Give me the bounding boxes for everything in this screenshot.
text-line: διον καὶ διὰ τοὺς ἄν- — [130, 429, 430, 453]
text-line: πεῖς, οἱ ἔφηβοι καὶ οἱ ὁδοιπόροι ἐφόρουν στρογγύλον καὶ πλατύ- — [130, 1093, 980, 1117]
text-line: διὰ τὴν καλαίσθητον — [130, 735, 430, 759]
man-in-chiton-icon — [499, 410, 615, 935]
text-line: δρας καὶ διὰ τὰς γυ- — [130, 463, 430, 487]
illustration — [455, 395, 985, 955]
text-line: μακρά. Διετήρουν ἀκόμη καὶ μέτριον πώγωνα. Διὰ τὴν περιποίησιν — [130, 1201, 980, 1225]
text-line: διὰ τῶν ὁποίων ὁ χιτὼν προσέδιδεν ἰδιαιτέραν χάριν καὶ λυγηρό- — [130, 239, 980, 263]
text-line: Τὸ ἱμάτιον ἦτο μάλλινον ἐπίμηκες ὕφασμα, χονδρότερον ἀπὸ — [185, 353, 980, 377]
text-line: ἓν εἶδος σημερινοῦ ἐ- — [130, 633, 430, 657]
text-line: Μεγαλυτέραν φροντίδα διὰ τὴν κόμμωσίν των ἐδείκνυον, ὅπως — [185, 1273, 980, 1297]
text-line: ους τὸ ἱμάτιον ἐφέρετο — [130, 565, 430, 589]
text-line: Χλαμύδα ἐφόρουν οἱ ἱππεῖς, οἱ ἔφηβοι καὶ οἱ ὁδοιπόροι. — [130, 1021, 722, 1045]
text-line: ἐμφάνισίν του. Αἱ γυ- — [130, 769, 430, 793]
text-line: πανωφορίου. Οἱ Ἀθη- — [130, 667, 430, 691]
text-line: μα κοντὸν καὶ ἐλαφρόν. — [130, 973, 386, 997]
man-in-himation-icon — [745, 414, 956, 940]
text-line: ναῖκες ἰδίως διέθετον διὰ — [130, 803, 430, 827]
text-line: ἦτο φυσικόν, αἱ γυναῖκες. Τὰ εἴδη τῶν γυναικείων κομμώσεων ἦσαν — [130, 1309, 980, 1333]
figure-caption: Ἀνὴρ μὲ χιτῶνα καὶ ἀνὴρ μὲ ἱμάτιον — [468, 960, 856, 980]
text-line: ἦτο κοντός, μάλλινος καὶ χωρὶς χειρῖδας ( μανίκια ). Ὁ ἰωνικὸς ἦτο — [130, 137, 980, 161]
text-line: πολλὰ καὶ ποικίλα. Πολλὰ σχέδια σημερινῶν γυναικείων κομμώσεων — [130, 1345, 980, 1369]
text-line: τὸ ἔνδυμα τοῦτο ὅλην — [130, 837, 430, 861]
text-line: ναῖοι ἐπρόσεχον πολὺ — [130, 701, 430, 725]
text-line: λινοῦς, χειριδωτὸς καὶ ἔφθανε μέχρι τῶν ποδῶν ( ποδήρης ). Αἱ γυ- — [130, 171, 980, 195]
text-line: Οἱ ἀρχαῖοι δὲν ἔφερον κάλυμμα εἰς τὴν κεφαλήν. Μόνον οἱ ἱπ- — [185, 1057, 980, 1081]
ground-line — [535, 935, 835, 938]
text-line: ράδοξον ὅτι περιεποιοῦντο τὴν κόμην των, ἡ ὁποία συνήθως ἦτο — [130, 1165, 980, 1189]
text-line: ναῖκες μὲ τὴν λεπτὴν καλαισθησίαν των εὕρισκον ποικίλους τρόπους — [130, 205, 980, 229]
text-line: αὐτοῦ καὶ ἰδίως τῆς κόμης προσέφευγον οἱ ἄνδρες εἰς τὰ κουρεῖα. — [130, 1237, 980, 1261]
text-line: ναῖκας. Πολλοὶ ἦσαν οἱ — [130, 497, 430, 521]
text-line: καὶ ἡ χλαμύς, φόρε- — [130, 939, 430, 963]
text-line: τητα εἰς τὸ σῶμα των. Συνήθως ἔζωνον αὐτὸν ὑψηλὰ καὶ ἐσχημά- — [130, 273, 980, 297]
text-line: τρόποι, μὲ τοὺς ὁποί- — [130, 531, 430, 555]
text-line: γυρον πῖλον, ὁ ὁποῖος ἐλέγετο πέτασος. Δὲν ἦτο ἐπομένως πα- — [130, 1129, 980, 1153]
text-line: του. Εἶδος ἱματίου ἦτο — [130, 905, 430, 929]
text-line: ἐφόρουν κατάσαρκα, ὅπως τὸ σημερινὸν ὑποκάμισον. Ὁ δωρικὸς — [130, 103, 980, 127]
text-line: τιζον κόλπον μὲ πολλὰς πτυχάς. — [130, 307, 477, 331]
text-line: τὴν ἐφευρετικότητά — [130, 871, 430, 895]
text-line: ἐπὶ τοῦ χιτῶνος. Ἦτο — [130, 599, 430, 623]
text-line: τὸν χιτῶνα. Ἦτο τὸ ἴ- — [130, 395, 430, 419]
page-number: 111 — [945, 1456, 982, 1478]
──────
EXERCISE AIM -
Reproduce every line of the material above verbatim, in its original order, from the first line through the last.

SOLUTION TO THE PROBLEM -
Give me the bounding boxes for everything in this screenshot.
text-line: διον καὶ διὰ τοὺς ἄν- — [130, 429, 430, 453]
text-line: πεῖς, οἱ ἔφηβοι καὶ οἱ ὁδοιπόροι ἐφόρουν στρογγύλον καὶ πλατύ- — [130, 1093, 980, 1117]
text-line: διὰ τὴν καλαίσθητον — [130, 735, 430, 759]
man-in-chiton-icon — [499, 410, 615, 935]
text-line: δρας καὶ διὰ τὰς γυ- — [130, 463, 430, 487]
illustration — [455, 395, 985, 955]
text-line: μακρά. Διετήρουν ἀκόμη καὶ μέτριον πώγωνα. Διὰ τὴν περιποίησιν — [130, 1201, 980, 1225]
text-line: διὰ τῶν ὁποίων ὁ χιτὼν προσέδιδεν ἰδιαιτέραν χάριν καὶ λυγηρό- — [130, 239, 980, 263]
text-line: Τὸ ἱμάτιον ἦτο μάλλινον ἐπίμηκες ὕφασμα, χονδρότερον ἀπὸ — [185, 353, 980, 377]
text-line: ἓν εἶδος σημερινοῦ ἐ- — [130, 633, 430, 657]
text-line: Μεγαλυτέραν φροντίδα διὰ τὴν κόμμωσίν των ἐδείκνυον, ὅπως — [185, 1273, 980, 1297]
text-line: ους τὸ ἱμάτιον ἐφέρετο — [130, 565, 430, 589]
text-line: Χλαμύδα ἐφόρουν οἱ ἱππεῖς, οἱ ἔφηβοι καὶ οἱ ὁδοιπόροι. — [130, 1021, 722, 1045]
text-line: ἐμφάνισίν του. Αἱ γυ- — [130, 769, 430, 793]
text-line: πανωφορίου. Οἱ Ἀθη- — [130, 667, 430, 691]
text-line: μα κοντὸν καὶ ἐλαφρόν. — [130, 973, 386, 997]
man-in-himation-icon — [745, 414, 956, 940]
text-line: ναῖκες ἰδίως διέθετον διὰ — [130, 803, 430, 827]
text-line: ἦτο φυσικόν, αἱ γυναῖκες. Τὰ εἴδη τῶν γυναικείων κομμώσεων ἦσαν — [130, 1309, 980, 1333]
figure-caption: Ἀνὴρ μὲ χιτῶνα καὶ ἀνὴρ μὲ ἱμάτιον — [468, 960, 856, 980]
text-line: ἦτο κοντός, μάλλινος καὶ χωρὶς χειρῖδας ( μανίκια ). Ὁ ἰωνικὸς ἦτο — [130, 137, 980, 161]
text-line: πολλὰ καὶ ποικίλα. Πολλὰ σχέδια σημερινῶν γυναικείων κομμώσεων — [130, 1345, 980, 1369]
text-line: τὸ ἔνδυμα τοῦτο ὅλην — [130, 837, 430, 861]
text-line: ναῖοι ἐπρόσεχον πολὺ — [130, 701, 430, 725]
text-line: λινοῦς, χειριδωτὸς καὶ ἔφθανε μέχρι τῶν ποδῶν ( ποδήρης ). Αἱ γυ- — [130, 171, 980, 195]
text-line: Οἱ ἀρχαῖοι δὲν ἔφερον κάλυμμα εἰς τὴν κεφαλήν. Μόνον οἱ ἱπ- — [185, 1057, 980, 1081]
ground-line — [535, 935, 835, 938]
text-line: ράδοξον ὅτι περιεποιοῦντο τὴν κόμην των, ἡ ὁποία συνήθως ἦτο — [130, 1165, 980, 1189]
text-line: ναῖκες μὲ τὴν λεπτὴν καλαισθησίαν των εὕρισκον ποικίλους τρόπους — [130, 205, 980, 229]
text-line: αὐτοῦ καὶ ἰδίως τῆς κόμης προσέφευγον οἱ ἄνδρες εἰς τὰ κουρεῖα. — [130, 1237, 980, 1261]
text-line: ναῖκας. Πολλοὶ ἦσαν οἱ — [130, 497, 430, 521]
text-line: καὶ ἡ χλαμύς, φόρε- — [130, 939, 430, 963]
text-line: τητα εἰς τὸ σῶμα των. Συνήθως ἔζωνον αὐτὸν ὑψηλὰ καὶ ἐσχημά- — [130, 273, 980, 297]
text-line: τρόποι, μὲ τοὺς ὁποί- — [130, 531, 430, 555]
text-line: γυρον πῖλον, ὁ ὁποῖος ἐλέγετο πέτασος. Δὲν ἦτο ἐπομένως πα- — [130, 1129, 980, 1153]
text-line: του. Εἶδος ἱματίου ἦτο — [130, 905, 430, 929]
text-line: ἐφόρουν κατάσαρκα, ὅπως τὸ σημερινὸν ὑποκάμισον. Ὁ δωρικὸς — [130, 103, 980, 127]
text-line: τιζον κόλπον μὲ πολλὰς πτυχάς. — [130, 307, 477, 331]
text-line: τὴν ἐφευρετικότητά — [130, 871, 430, 895]
text-line: ἐπὶ τοῦ χιτῶνος. Ἦτο — [130, 599, 430, 623]
text-line: τὸν χιτῶνα. Ἦτο τὸ ἴ- — [130, 395, 430, 419]
page-number: 111 — [945, 1456, 982, 1478]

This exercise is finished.